Task statement
Print the full listing exactly.

Stored items from a collection
○ ○ ○ ○

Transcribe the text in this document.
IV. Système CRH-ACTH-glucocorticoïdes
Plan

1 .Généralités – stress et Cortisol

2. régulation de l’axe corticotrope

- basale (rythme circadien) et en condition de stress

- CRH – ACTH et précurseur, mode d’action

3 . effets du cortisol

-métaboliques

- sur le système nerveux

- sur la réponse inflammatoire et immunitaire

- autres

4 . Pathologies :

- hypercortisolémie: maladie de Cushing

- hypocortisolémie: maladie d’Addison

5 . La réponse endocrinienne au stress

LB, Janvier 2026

○ ○ ○ ○

Task output
Transcribe the text in this document.
IV. Système CRH-ACTH-glucocorticoïdes
Plan

1 .Généralités – stress et Cortisol

2. régulation de l’axe corticotrope

- basale (rythme circadien) et en condition de stress

- CRH – ACTH et précurseur, mode d’action

3 . effets du cortisol

-métaboliques

- sur le système nerveux

- sur la réponse inflammatoire et immunitaire

- autres

4 . Pathologies :

- hypercortisolémie: maladie de Cushing

- hypocortisolémie: maladie d’Addison

5 . La réponse endocrinienne au stress

LB, Janvier 2026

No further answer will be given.